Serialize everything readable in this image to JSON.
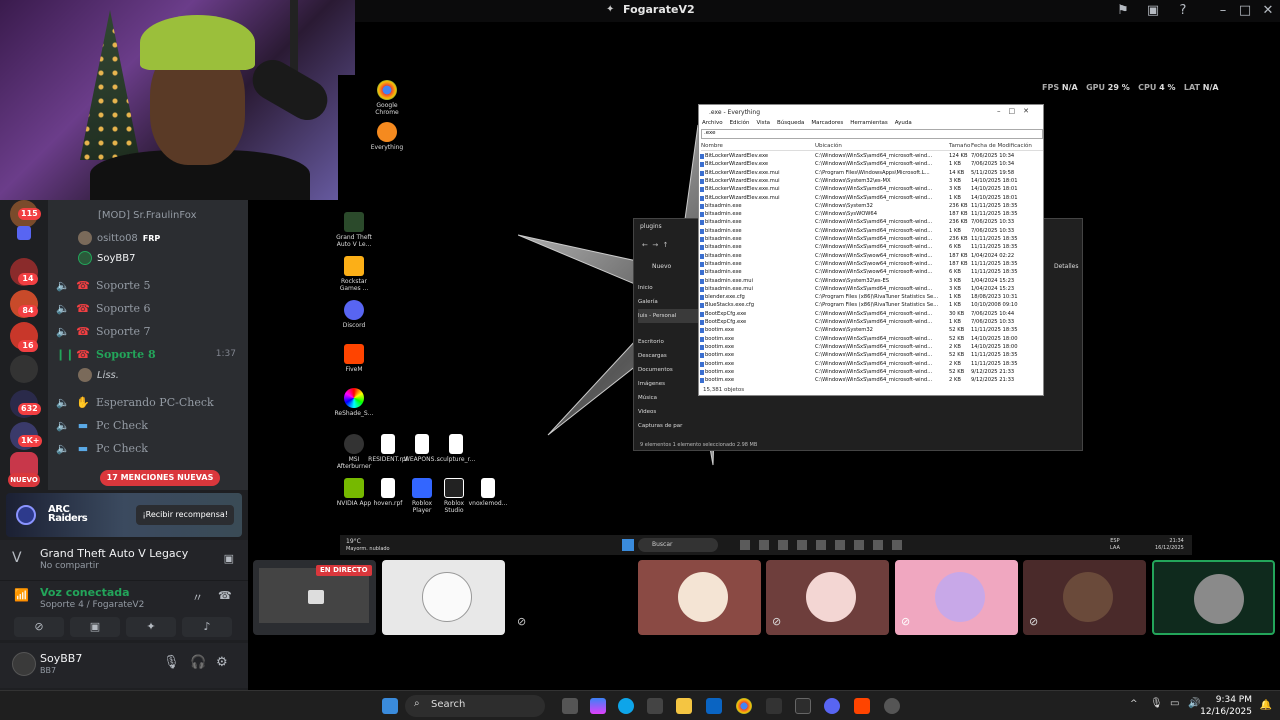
{
  "top_bar": {
    "title": "FogarateV2"
  },
  "perf": {
    "fps_label": "FPS",
    "fps": "N/A",
    "gpu_label": "GPU",
    "gpu": "29 %",
    "cpu_label": "CPU",
    "cpu": "4 %",
    "lat_label": "LAT",
    "lat": "N/A"
  },
  "guild_badges": [
    "115",
    "14",
    "84",
    "16",
    "632",
    "1K+"
  ],
  "channels": {
    "mod_user": "[MOD] Sr.FraulinFox",
    "user1": "ositto08",
    "user1_tag": "FRP",
    "user2": "SoyBB7",
    "items": [
      {
        "label": "Soporte 5"
      },
      {
        "label": "Soporte 6"
      },
      {
        "label": "Soporte 7"
      },
      {
        "label": "Soporte 8",
        "time": "1:37"
      },
      {
        "label": "Esperando PC-Check"
      },
      {
        "label": "Pc Check"
      },
      {
        "label": "Pc Check"
      }
    ],
    "user3": "Liss."
  },
  "mentions": "17 MENCIONES NUEVAS",
  "nuevo": "NUEVO",
  "promo": {
    "brand": "ARC Raiders",
    "button": "¡Recibir recompensa!"
  },
  "activity": {
    "title": "Grand Theft Auto V Legacy",
    "subtitle": "No compartir"
  },
  "voice": {
    "title": "Voz conectada",
    "subtitle": "Soporte 4 / FogarateV2"
  },
  "user": {
    "name": "SoyBB7",
    "status": "BB7"
  },
  "desktop_icons": [
    "Google Chrome",
    "Everything",
    "Grand Theft Auto V Le...",
    "Rockstar Games ...",
    "Discord",
    "FiveM",
    "ReShade_S...",
    "MSI Afterburner",
    "RESIDENT.rpf",
    "WEAPONS...",
    "sculpture_r...",
    "NVIDIA App",
    "hoven.rpf",
    "Roblox Player",
    "Roblox Studio",
    "vnoxlemod..."
  ],
  "everything": {
    "title": ".exe - Everything",
    "menu": [
      "Archivo",
      "Edición",
      "Vista",
      "Búsqueda",
      "Marcadores",
      "Herramientas",
      "Ayuda"
    ],
    "search": ".exe",
    "columns": [
      "Nombre",
      "Ubicación",
      "Tamaño",
      "Fecha de Modificación"
    ],
    "rows": [
      [
        "BitLockerWizardElev.exe",
        "C:\\Windows\\WinSxS\\amd64_microsoft-wind...",
        "124 KB",
        "7/06/2025 10:34"
      ],
      [
        "BitLockerWizardElev.exe",
        "C:\\Windows\\WinSxS\\amd64_microsoft-wind...",
        "1 KB",
        "7/06/2025 10:34"
      ],
      [
        "BitLockerWizardElev.exe.mui",
        "C:\\Program Files\\WindowsApps\\Microsoft.L...",
        "14 KB",
        "5/11/2025 19:58"
      ],
      [
        "BitLockerWizardElev.exe.mui",
        "C:\\Windows\\System32\\es-MX",
        "3 KB",
        "14/10/2025 18:01"
      ],
      [
        "BitLockerWizardElev.exe.mui",
        "C:\\Windows\\WinSxS\\amd64_microsoft-wind...",
        "3 KB",
        "14/10/2025 18:01"
      ],
      [
        "BitLockerWizardElev.exe.mui",
        "C:\\Windows\\WinSxS\\amd64_microsoft-wind...",
        "1 KB",
        "14/10/2025 18:01"
      ],
      [
        "bitsadmin.exe",
        "C:\\Windows\\System32",
        "236 KB",
        "11/11/2025 18:35"
      ],
      [
        "bitsadmin.exe",
        "C:\\Windows\\SysWOW64",
        "187 KB",
        "11/11/2025 18:35"
      ],
      [
        "bitsadmin.exe",
        "C:\\Windows\\WinSxS\\amd64_microsoft-wind...",
        "236 KB",
        "7/06/2025 10:33"
      ],
      [
        "bitsadmin.exe",
        "C:\\Windows\\WinSxS\\amd64_microsoft-wind...",
        "1 KB",
        "7/06/2025 10:33"
      ],
      [
        "bitsadmin.exe",
        "C:\\Windows\\WinSxS\\amd64_microsoft-wind...",
        "236 KB",
        "11/11/2025 18:35"
      ],
      [
        "bitsadmin.exe",
        "C:\\Windows\\WinSxS\\amd64_microsoft-wind...",
        "6 KB",
        "11/11/2025 18:35"
      ],
      [
        "bitsadmin.exe",
        "C:\\Windows\\WinSxS\\wow64_microsoft-wind...",
        "187 KB",
        "1/04/2024 02:22"
      ],
      [
        "bitsadmin.exe",
        "C:\\Windows\\WinSxS\\wow64_microsoft-wind...",
        "187 KB",
        "11/11/2025 18:35"
      ],
      [
        "bitsadmin.exe",
        "C:\\Windows\\WinSxS\\wow64_microsoft-wind...",
        "6 KB",
        "11/11/2025 18:35"
      ],
      [
        "bitsadmin.exe.mui",
        "C:\\Windows\\System32\\es-ES",
        "3 KB",
        "1/04/2024 15:23"
      ],
      [
        "bitsadmin.exe.mui",
        "C:\\Windows\\WinSxS\\amd64_microsoft-wind...",
        "3 KB",
        "1/04/2024 15:23"
      ],
      [
        "blender.exe.cfg",
        "C:\\Program Files (x86)\\RivaTuner Statistics Se...",
        "1 KB",
        "18/08/2023 10:31"
      ],
      [
        "BlueStacks.exe.cfg",
        "C:\\Program Files (x86)\\RivaTuner Statistics Se...",
        "1 KB",
        "10/10/2008 09:10"
      ],
      [
        "BootExpCfg.exe",
        "C:\\Windows\\WinSxS\\amd64_microsoft-wind...",
        "30 KB",
        "7/06/2025 10:44"
      ],
      [
        "BootExpCfg.exe",
        "C:\\Windows\\WinSxS\\amd64_microsoft-wind...",
        "1 KB",
        "7/06/2025 10:33"
      ],
      [
        "bootim.exe",
        "C:\\Windows\\System32",
        "52 KB",
        "11/11/2025 18:35"
      ],
      [
        "bootim.exe",
        "C:\\Windows\\WinSxS\\amd64_microsoft-wind...",
        "52 KB",
        "14/10/2025 18:00"
      ],
      [
        "bootim.exe",
        "C:\\Windows\\WinSxS\\amd64_microsoft-wind...",
        "2 KB",
        "14/10/2025 18:00"
      ],
      [
        "bootim.exe",
        "C:\\Windows\\WinSxS\\amd64_microsoft-wind...",
        "52 KB",
        "11/11/2025 18:35"
      ],
      [
        "bootim.exe",
        "C:\\Windows\\WinSxS\\amd64_microsoft-wind...",
        "2 KB",
        "11/11/2025 18:35"
      ],
      [
        "bootim.exe",
        "C:\\Windows\\WinSxS\\amd64_microsoft-wind...",
        "52 KB",
        "9/12/2025 21:33"
      ],
      [
        "bootim.exe",
        "C:\\Windows\\WinSxS\\amd64_microsoft-wind...",
        "2 KB",
        "9/12/2025 21:33"
      ]
    ],
    "status": "15,381 objetos"
  },
  "explorer": {
    "title": "plugins",
    "new_btn": "Nuevo",
    "details": "Detalles",
    "nav": [
      "Inicio",
      "Galería",
      "luis - Personal",
      "Escritorio",
      "Descargas",
      "Documentos",
      "Imágenes",
      "Música",
      "Videos",
      "Capturas de par"
    ],
    "status": "9 elementos   1 elemento seleccionado 2.98 MB"
  },
  "remote_taskbar": {
    "weather": "19°C",
    "weather_sub": "Mayorm. nublado",
    "search": "Buscar",
    "lang": "ESP",
    "lang2": "LAA",
    "time": "21:34",
    "date": "16/12/2025"
  },
  "stream": {
    "live_label": "EN DIRECTO"
  },
  "taskbar": {
    "search": "Search",
    "time": "9:34 PM",
    "date": "12/16/2025"
  }
}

------------

Exercise description :: Go through the material above and retype every line exactly, without the images.

Exercise result ::
Serialize everything readable in this image to JSON.
{
  "top_bar": {
    "title": "FogarateV2"
  },
  "perf": {
    "fps_label": "FPS",
    "fps": "N/A",
    "gpu_label": "GPU",
    "gpu": "29 %",
    "cpu_label": "CPU",
    "cpu": "4 %",
    "lat_label": "LAT",
    "lat": "N/A"
  },
  "guild_badges": [
    "115",
    "14",
    "84",
    "16",
    "632",
    "1K+"
  ],
  "channels": {
    "mod_user": "[MOD] Sr.FraulinFox",
    "user1": "ositto08",
    "user1_tag": "FRP",
    "user2": "SoyBB7",
    "items": [
      {
        "label": "Soporte 5"
      },
      {
        "label": "Soporte 6"
      },
      {
        "label": "Soporte 7"
      },
      {
        "label": "Soporte 8",
        "time": "1:37"
      },
      {
        "label": "Esperando PC-Check"
      },
      {
        "label": "Pc Check"
      },
      {
        "label": "Pc Check"
      }
    ],
    "user3": "Liss."
  },
  "mentions": "17 MENCIONES NUEVAS",
  "nuevo": "NUEVO",
  "promo": {
    "brand": "ARC Raiders",
    "button": "¡Recibir recompensa!"
  },
  "activity": {
    "title": "Grand Theft Auto V Legacy",
    "subtitle": "No compartir"
  },
  "voice": {
    "title": "Voz conectada",
    "subtitle": "Soporte 4 / FogarateV2"
  },
  "user": {
    "name": "SoyBB7",
    "status": "BB7"
  },
  "desktop_icons": [
    "Google Chrome",
    "Everything",
    "Grand Theft Auto V Le...",
    "Rockstar Games ...",
    "Discord",
    "FiveM",
    "ReShade_S...",
    "MSI Afterburner",
    "RESIDENT.rpf",
    "WEAPONS...",
    "sculpture_r...",
    "NVIDIA App",
    "hoven.rpf",
    "Roblox Player",
    "Roblox Studio",
    "vnoxlemod..."
  ],
  "everything": {
    "title": ".exe - Everything",
    "menu": [
      "Archivo",
      "Edición",
      "Vista",
      "Búsqueda",
      "Marcadores",
      "Herramientas",
      "Ayuda"
    ],
    "search": ".exe",
    "columns": [
      "Nombre",
      "Ubicación",
      "Tamaño",
      "Fecha de Modificación"
    ],
    "rows": [
      [
        "BitLockerWizardElev.exe",
        "C:\\Windows\\WinSxS\\amd64_microsoft-wind...",
        "124 KB",
        "7/06/2025 10:34"
      ],
      [
        "BitLockerWizardElev.exe",
        "C:\\Windows\\WinSxS\\amd64_microsoft-wind...",
        "1 KB",
        "7/06/2025 10:34"
      ],
      [
        "BitLockerWizardElev.exe.mui",
        "C:\\Program Files\\WindowsApps\\Microsoft.L...",
        "14 KB",
        "5/11/2025 19:58"
      ],
      [
        "BitLockerWizardElev.exe.mui",
        "C:\\Windows\\System32\\es-MX",
        "3 KB",
        "14/10/2025 18:01"
      ],
      [
        "BitLockerWizardElev.exe.mui",
        "C:\\Windows\\WinSxS\\amd64_microsoft-wind...",
        "3 KB",
        "14/10/2025 18:01"
      ],
      [
        "BitLockerWizardElev.exe.mui",
        "C:\\Windows\\WinSxS\\amd64_microsoft-wind...",
        "1 KB",
        "14/10/2025 18:01"
      ],
      [
        "bitsadmin.exe",
        "C:\\Windows\\System32",
        "236 KB",
        "11/11/2025 18:35"
      ],
      [
        "bitsadmin.exe",
        "C:\\Windows\\SysWOW64",
        "187 KB",
        "11/11/2025 18:35"
      ],
      [
        "bitsadmin.exe",
        "C:\\Windows\\WinSxS\\amd64_microsoft-wind...",
        "236 KB",
        "7/06/2025 10:33"
      ],
      [
        "bitsadmin.exe",
        "C:\\Windows\\WinSxS\\amd64_microsoft-wind...",
        "1 KB",
        "7/06/2025 10:33"
      ],
      [
        "bitsadmin.exe",
        "C:\\Windows\\WinSxS\\amd64_microsoft-wind...",
        "236 KB",
        "11/11/2025 18:35"
      ],
      [
        "bitsadmin.exe",
        "C:\\Windows\\WinSxS\\amd64_microsoft-wind...",
        "6 KB",
        "11/11/2025 18:35"
      ],
      [
        "bitsadmin.exe",
        "C:\\Windows\\WinSxS\\wow64_microsoft-wind...",
        "187 KB",
        "1/04/2024 02:22"
      ],
      [
        "bitsadmin.exe",
        "C:\\Windows\\WinSxS\\wow64_microsoft-wind...",
        "187 KB",
        "11/11/2025 18:35"
      ],
      [
        "bitsadmin.exe",
        "C:\\Windows\\WinSxS\\wow64_microsoft-wind...",
        "6 KB",
        "11/11/2025 18:35"
      ],
      [
        "bitsadmin.exe.mui",
        "C:\\Windows\\System32\\es-ES",
        "3 KB",
        "1/04/2024 15:23"
      ],
      [
        "bitsadmin.exe.mui",
        "C:\\Windows\\WinSxS\\amd64_microsoft-wind...",
        "3 KB",
        "1/04/2024 15:23"
      ],
      [
        "blender.exe.cfg",
        "C:\\Program Files (x86)\\RivaTuner Statistics Se...",
        "1 KB",
        "18/08/2023 10:31"
      ],
      [
        "BlueStacks.exe.cfg",
        "C:\\Program Files (x86)\\RivaTuner Statistics Se...",
        "1 KB",
        "10/10/2008 09:10"
      ],
      [
        "BootExpCfg.exe",
        "C:\\Windows\\WinSxS\\amd64_microsoft-wind...",
        "30 KB",
        "7/06/2025 10:44"
      ],
      [
        "BootExpCfg.exe",
        "C:\\Windows\\WinSxS\\amd64_microsoft-wind...",
        "1 KB",
        "7/06/2025 10:33"
      ],
      [
        "bootim.exe",
        "C:\\Windows\\System32",
        "52 KB",
        "11/11/2025 18:35"
      ],
      [
        "bootim.exe",
        "C:\\Windows\\WinSxS\\amd64_microsoft-wind...",
        "52 KB",
        "14/10/2025 18:00"
      ],
      [
        "bootim.exe",
        "C:\\Windows\\WinSxS\\amd64_microsoft-wind...",
        "2 KB",
        "14/10/2025 18:00"
      ],
      [
        "bootim.exe",
        "C:\\Windows\\WinSxS\\amd64_microsoft-wind...",
        "52 KB",
        "11/11/2025 18:35"
      ],
      [
        "bootim.exe",
        "C:\\Windows\\WinSxS\\amd64_microsoft-wind...",
        "2 KB",
        "11/11/2025 18:35"
      ],
      [
        "bootim.exe",
        "C:\\Windows\\WinSxS\\amd64_microsoft-wind...",
        "52 KB",
        "9/12/2025 21:33"
      ],
      [
        "bootim.exe",
        "C:\\Windows\\WinSxS\\amd64_microsoft-wind...",
        "2 KB",
        "9/12/2025 21:33"
      ]
    ],
    "status": "15,381 objetos"
  },
  "explorer": {
    "title": "plugins",
    "new_btn": "Nuevo",
    "details": "Detalles",
    "nav": [
      "Inicio",
      "Galería",
      "luis - Personal",
      "Escritorio",
      "Descargas",
      "Documentos",
      "Imágenes",
      "Música",
      "Videos",
      "Capturas de par"
    ],
    "status": "9 elementos   1 elemento seleccionado 2.98 MB"
  },
  "remote_taskbar": {
    "weather": "19°C",
    "weather_sub": "Mayorm. nublado",
    "search": "Buscar",
    "lang": "ESP",
    "lang2": "LAA",
    "time": "21:34",
    "date": "16/12/2025"
  },
  "stream": {
    "live_label": "EN DIRECTO"
  },
  "taskbar": {
    "search": "Search",
    "time": "9:34 PM",
    "date": "12/16/2025"
  }
}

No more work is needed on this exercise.